• _TASK REQUIREMENTS_:
Identify the lines that contain the word "美國投資等級債券型基金", then copy them.
☆ ☆ ☆ ☆ ☆ ☆ ☆
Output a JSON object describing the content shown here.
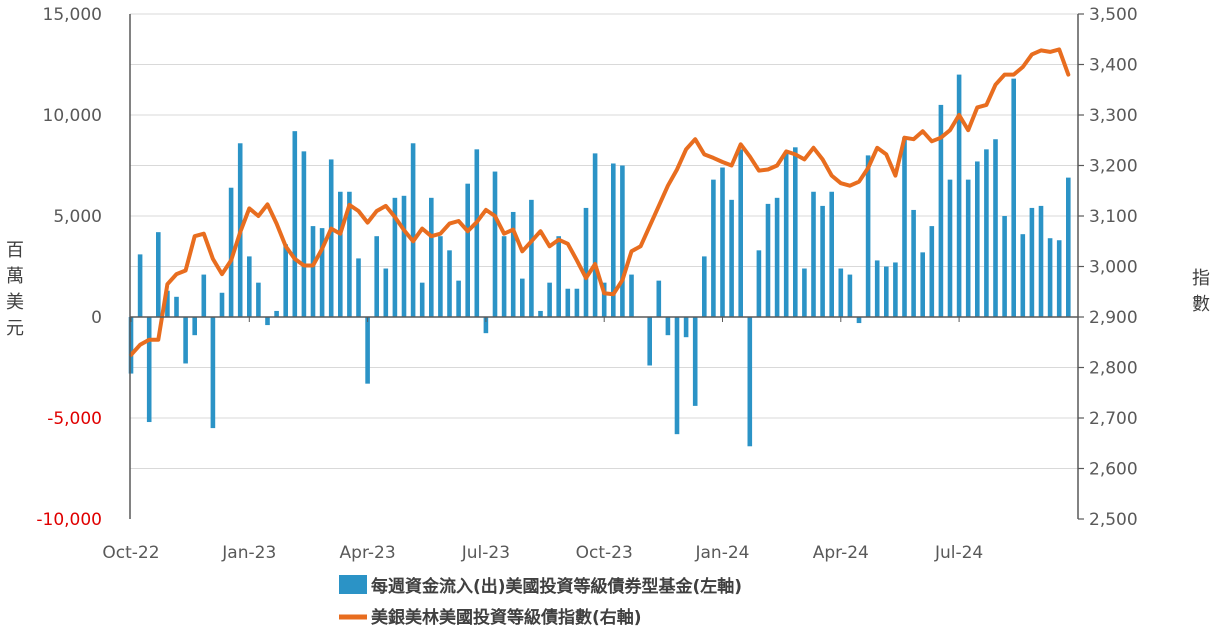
{
  "chart_data": {
    "type": "bar+line",
    "left_axis": {
      "title_chars": [
        "百",
        "萬",
        "美",
        "元"
      ],
      "ylim": [
        -10000,
        15000
      ],
      "ticks": [
        -10000,
        -5000,
        0,
        5000,
        10000,
        15000
      ],
      "tick_labels": [
        "-10,000",
        "-5,000",
        "0",
        "5,000",
        "10,000",
        "15,000"
      ],
      "negative_label_color": "#e00000",
      "positive_label_color": "#595959"
    },
    "right_axis": {
      "title_chars": [
        "指",
        "數"
      ],
      "ylim": [
        2500,
        3500
      ],
      "ticks": [
        2500,
        2600,
        2700,
        2800,
        2900,
        3000,
        3100,
        3200,
        3300,
        3400,
        3500
      ],
      "tick_labels": [
        "2,500",
        "2,600",
        "2,700",
        "2,800",
        "2,900",
        "3,000",
        "3,100",
        "3,200",
        "3,300",
        "3,400",
        "3,500"
      ]
    },
    "x_axis": {
      "tick_labels": [
        "Oct-22",
        "Jan-23",
        "Apr-23",
        "Jul-23",
        "Oct-23",
        "Jan-24",
        "Apr-24",
        "Jul-24"
      ],
      "tick_week_index": [
        0,
        13,
        26,
        39,
        52,
        65,
        78,
        91
      ]
    },
    "series": [
      {
        "name": "每週資金流入(出)美國投資等級債券型基金(左軸)",
        "type": "bar",
        "axis": "left",
        "color": "#2b93c6",
        "values": [
          -2800,
          3100,
          -5200,
          4200,
          1300,
          1000,
          -2300,
          -900,
          2100,
          -5500,
          1200,
          6400,
          8600,
          3000,
          1700,
          -400,
          300,
          3600,
          9200,
          8200,
          4500,
          4400,
          7800,
          6200,
          6200,
          2900,
          -3300,
          4000,
          2400,
          5900,
          6000,
          8600,
          1700,
          5900,
          4000,
          3300,
          1800,
          6600,
          8300,
          -800,
          7200,
          4000,
          5200,
          1900,
          5800,
          300,
          1700,
          4000,
          1400,
          1400,
          5400,
          8100,
          1700,
          7600,
          7500,
          2100,
          0,
          -2400,
          1800,
          -900,
          -5800,
          -1000,
          -4400,
          3000,
          6800,
          7400,
          5800,
          8300,
          -6400,
          3300,
          5600,
          5900,
          8100,
          8400,
          2400,
          6200,
          5500,
          6200,
          2400,
          2100,
          -300,
          8000,
          2800,
          2500,
          2700,
          8900,
          5300,
          3200,
          4500,
          10500,
          6800,
          12000,
          6800,
          7700,
          8300,
          8800,
          5000,
          11800,
          4100,
          5400,
          5500,
          3900,
          3800,
          6900
        ]
      },
      {
        "name": "美銀美林美國投資等級債指數(右軸)",
        "type": "line",
        "axis": "right",
        "color": "#e86d1f",
        "values": [
          2825,
          2845,
          2855,
          2855,
          2965,
          2985,
          2992,
          3060,
          3065,
          3015,
          2985,
          3012,
          3068,
          3115,
          3100,
          3123,
          3085,
          3040,
          3015,
          3002,
          3002,
          3035,
          3075,
          3065,
          3122,
          3110,
          3087,
          3110,
          3120,
          3098,
          3072,
          3050,
          3075,
          3060,
          3065,
          3085,
          3090,
          3070,
          3088,
          3112,
          3100,
          3065,
          3073,
          3030,
          3050,
          3070,
          3040,
          3053,
          3045,
          3012,
          2977,
          3005,
          2947,
          2945,
          2973,
          3030,
          3040,
          3080,
          3120,
          3160,
          3192,
          3232,
          3252,
          3222,
          3215,
          3207,
          3200,
          3242,
          3218,
          3190,
          3192,
          3200,
          3228,
          3222,
          3212,
          3235,
          3212,
          3180,
          3165,
          3160,
          3168,
          3195,
          3235,
          3222,
          3180,
          3255,
          3252,
          3268,
          3248,
          3255,
          3270,
          3300,
          3270,
          3315,
          3320,
          3360,
          3380,
          3380,
          3395,
          3420,
          3428,
          3425,
          3430,
          3380
        ]
      }
    ],
    "legend": {
      "placement": "bottom-center",
      "entries": [
        "每週資金流入(出)美國投資等級債券型基金(左軸)",
        "美銀美林美國投資等級債指數(右軸)"
      ]
    },
    "grid": "horizontal"
  }
}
☆ ☆ ☆ ☆ ☆ ☆ ☆
• _EXERCISE ANSWER_:
        "name": "每週資金流入(出)美國投資等級債券型基金(左軸)",
        "每週資金流入(出)美國投資等級債券型基金(左軸)",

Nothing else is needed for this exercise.